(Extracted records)
__________________________________________________
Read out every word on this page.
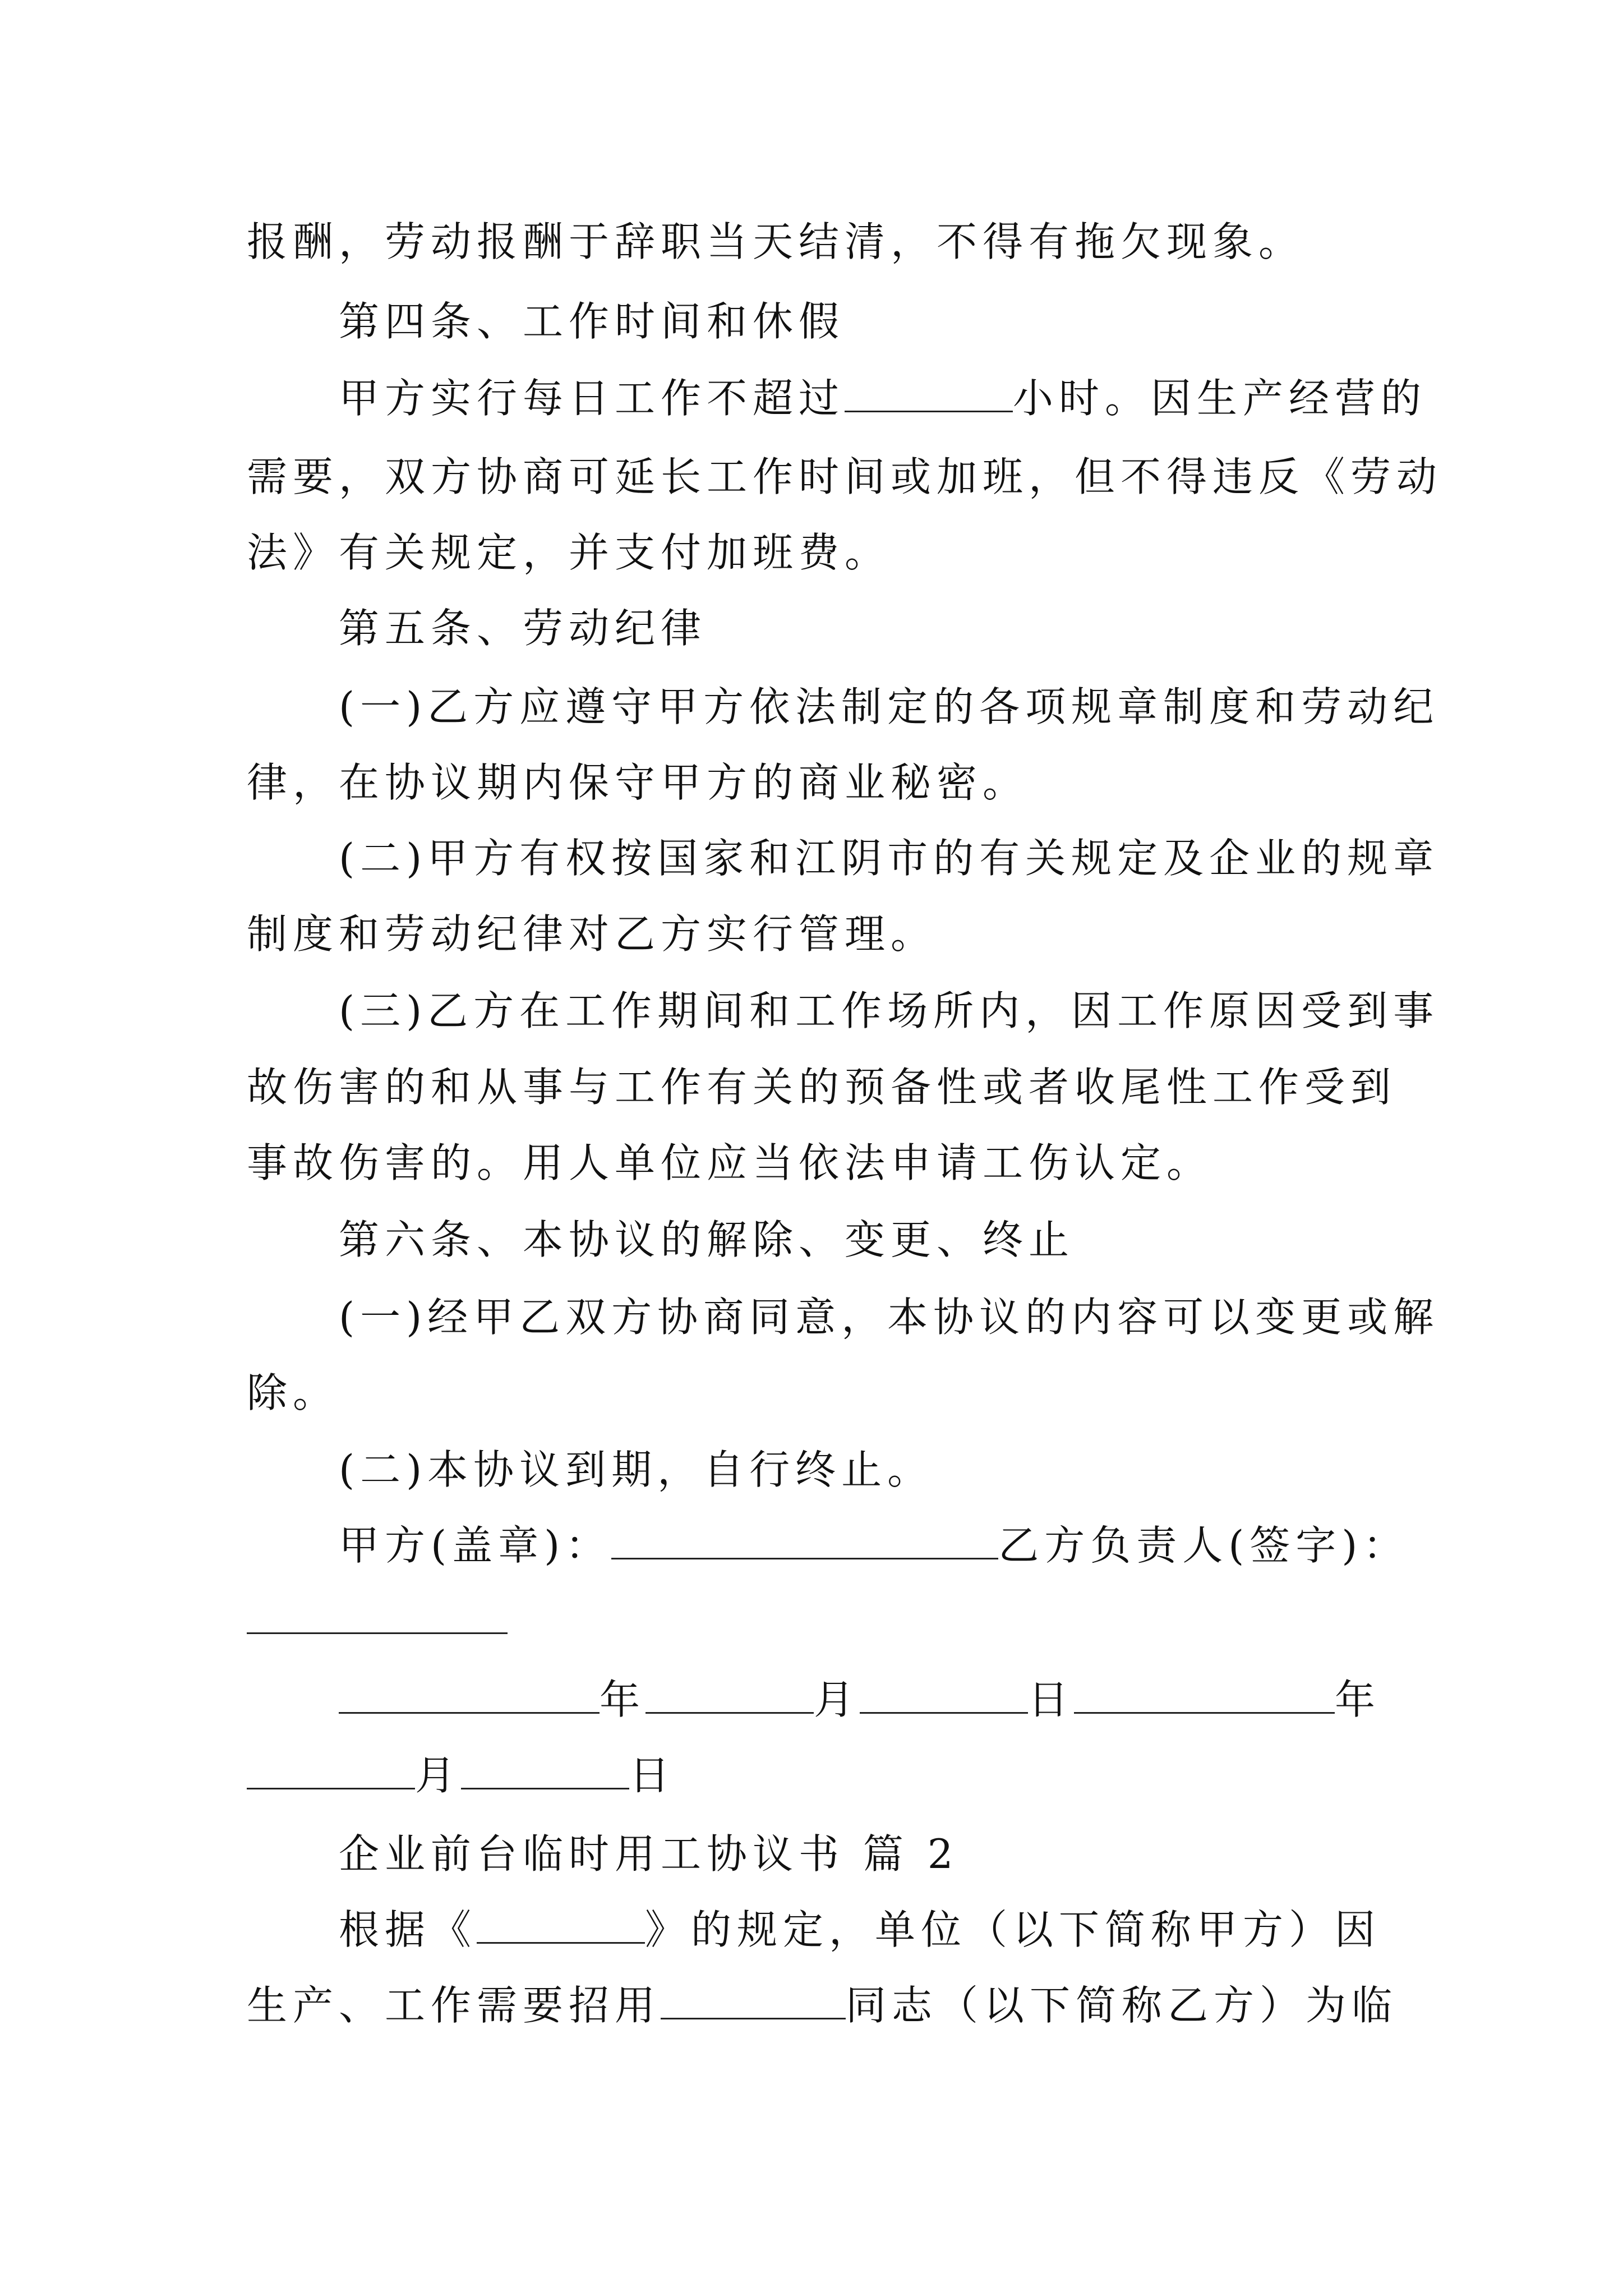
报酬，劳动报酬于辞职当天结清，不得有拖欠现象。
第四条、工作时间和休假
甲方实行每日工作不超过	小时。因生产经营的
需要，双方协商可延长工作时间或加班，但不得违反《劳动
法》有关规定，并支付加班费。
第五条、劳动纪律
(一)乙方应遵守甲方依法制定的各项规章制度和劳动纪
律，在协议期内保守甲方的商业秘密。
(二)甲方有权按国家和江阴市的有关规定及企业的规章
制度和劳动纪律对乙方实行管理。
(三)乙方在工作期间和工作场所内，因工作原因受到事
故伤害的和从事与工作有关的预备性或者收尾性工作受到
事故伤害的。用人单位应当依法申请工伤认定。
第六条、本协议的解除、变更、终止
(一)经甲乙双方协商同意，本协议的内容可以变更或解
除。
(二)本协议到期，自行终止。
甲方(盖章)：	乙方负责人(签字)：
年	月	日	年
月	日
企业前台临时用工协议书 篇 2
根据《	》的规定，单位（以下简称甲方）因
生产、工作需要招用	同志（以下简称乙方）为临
__________________________________________________
Do this:
Copy all of the entries verbatim, leaving out any pictures they contain.

Complete answer:
Read out every word on this page.
报酬，劳动报酬于辞职当天结清，不得有拖欠现象。
第四条、工作时间和休假
甲方实行每日工作不超过	小时。因生产经营的
需要，双方协商可延长工作时间或加班，但不得违反《劳动
法》有关规定，并支付加班费。
第五条、劳动纪律
(一)乙方应遵守甲方依法制定的各项规章制度和劳动纪
律，在协议期内保守甲方的商业秘密。
(二)甲方有权按国家和江阴市的有关规定及企业的规章
制度和劳动纪律对乙方实行管理。
(三)乙方在工作期间和工作场所内，因工作原因受到事
故伤害的和从事与工作有关的预备性或者收尾性工作受到
事故伤害的。用人单位应当依法申请工伤认定。
第六条、本协议的解除、变更、终止
(一)经甲乙双方协商同意，本协议的内容可以变更或解
除。
(二)本协议到期，自行终止。
甲方(盖章)：	乙方负责人(签字)：
年	月	日	年
月	日
企业前台临时用工协议书 篇 2
根据《	》的规定，单位（以下简称甲方）因
生产、工作需要招用	同志（以下简称乙方）为临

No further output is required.